[Begin Task data]

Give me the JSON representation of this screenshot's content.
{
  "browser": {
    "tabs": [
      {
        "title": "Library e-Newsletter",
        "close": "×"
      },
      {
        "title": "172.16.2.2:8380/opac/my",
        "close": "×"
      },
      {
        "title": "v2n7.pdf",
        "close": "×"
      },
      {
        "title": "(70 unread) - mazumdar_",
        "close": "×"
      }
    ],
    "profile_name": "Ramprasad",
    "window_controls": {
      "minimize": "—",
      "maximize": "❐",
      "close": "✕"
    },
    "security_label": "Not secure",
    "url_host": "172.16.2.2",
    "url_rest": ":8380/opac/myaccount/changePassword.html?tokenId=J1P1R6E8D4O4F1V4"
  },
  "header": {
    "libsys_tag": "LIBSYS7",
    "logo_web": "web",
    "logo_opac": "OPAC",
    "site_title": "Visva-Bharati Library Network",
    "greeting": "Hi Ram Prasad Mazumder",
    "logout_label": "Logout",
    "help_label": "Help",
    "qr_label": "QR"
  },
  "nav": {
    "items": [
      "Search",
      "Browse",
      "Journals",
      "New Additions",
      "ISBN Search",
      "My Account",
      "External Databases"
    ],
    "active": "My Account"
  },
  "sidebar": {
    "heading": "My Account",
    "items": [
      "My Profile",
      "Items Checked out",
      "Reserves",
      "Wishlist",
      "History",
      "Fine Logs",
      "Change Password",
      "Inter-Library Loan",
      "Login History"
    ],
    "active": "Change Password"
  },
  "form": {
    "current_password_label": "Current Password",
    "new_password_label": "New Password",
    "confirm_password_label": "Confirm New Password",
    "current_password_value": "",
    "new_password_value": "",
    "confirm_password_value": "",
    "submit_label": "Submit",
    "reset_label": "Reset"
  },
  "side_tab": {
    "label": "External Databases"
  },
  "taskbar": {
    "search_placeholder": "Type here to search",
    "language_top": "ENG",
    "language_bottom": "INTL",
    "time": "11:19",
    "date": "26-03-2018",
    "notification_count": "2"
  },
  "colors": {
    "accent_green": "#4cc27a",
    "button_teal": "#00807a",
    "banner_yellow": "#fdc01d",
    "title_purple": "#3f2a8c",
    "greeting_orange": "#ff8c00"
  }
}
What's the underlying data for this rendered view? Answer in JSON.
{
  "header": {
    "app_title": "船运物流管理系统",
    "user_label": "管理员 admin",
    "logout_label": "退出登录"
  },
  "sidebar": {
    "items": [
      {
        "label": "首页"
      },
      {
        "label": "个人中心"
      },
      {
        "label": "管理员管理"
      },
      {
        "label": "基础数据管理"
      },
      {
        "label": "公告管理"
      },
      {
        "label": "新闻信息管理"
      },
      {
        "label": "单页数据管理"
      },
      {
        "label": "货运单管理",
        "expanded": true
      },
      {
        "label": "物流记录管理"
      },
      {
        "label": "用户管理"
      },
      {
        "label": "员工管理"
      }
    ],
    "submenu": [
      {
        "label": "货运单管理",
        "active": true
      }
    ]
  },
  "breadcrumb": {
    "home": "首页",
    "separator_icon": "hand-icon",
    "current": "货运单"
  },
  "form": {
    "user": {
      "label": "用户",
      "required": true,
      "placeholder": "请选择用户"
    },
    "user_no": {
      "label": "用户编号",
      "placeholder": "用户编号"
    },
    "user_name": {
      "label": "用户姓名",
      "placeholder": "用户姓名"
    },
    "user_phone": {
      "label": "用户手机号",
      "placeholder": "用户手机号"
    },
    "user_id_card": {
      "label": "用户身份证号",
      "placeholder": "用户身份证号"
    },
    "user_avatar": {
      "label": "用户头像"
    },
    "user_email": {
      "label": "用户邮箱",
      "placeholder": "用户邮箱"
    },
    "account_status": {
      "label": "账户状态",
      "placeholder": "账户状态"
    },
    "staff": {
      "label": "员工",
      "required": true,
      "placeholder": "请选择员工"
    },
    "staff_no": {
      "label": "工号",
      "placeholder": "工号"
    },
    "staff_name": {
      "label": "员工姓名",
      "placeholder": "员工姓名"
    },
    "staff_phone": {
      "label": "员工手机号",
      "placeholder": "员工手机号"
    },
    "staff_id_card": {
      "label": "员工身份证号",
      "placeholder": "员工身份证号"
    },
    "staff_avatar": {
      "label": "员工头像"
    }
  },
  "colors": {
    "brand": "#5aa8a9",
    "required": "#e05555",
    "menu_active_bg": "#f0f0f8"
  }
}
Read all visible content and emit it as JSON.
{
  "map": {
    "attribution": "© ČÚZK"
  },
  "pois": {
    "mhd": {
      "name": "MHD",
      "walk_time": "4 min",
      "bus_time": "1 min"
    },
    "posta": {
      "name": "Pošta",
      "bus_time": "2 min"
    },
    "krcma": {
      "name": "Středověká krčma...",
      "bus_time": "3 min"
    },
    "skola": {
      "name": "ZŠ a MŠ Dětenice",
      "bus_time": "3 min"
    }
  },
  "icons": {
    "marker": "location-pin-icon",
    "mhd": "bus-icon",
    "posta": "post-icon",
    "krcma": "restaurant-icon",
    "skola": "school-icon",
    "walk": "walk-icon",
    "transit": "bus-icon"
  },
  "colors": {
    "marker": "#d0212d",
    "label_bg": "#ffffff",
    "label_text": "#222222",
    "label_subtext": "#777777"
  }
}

[End Task data]

Exercise task:
Starting from the line containing "Read all visible content and emit it as JSON." and ending with the final line of the data, reproduce each line exactly as it appears, including no other lines.

Solved problem:
Read all visible content and emit it as JSON.
{
  "map": {
    "attribution": "© ČÚZK"
  },
  "pois": {
    "mhd": {
      "name": "MHD",
      "walk_time": "4 min",
      "bus_time": "1 min"
    },
    "posta": {
      "name": "Pošta",
      "bus_time": "2 min"
    },
    "krcma": {
      "name": "Středověká krčma...",
      "bus_time": "3 min"
    },
    "skola": {
      "name": "ZŠ a MŠ Dětenice",
      "bus_time": "3 min"
    }
  },
  "icons": {
    "marker": "location-pin-icon",
    "mhd": "bus-icon",
    "posta": "post-icon",
    "krcma": "restaurant-icon",
    "skola": "school-icon",
    "walk": "walk-icon",
    "transit": "bus-icon"
  },
  "colors": {
    "marker": "#d0212d",
    "label_bg": "#ffffff",
    "label_text": "#222222",
    "label_subtext": "#777777"
  }
}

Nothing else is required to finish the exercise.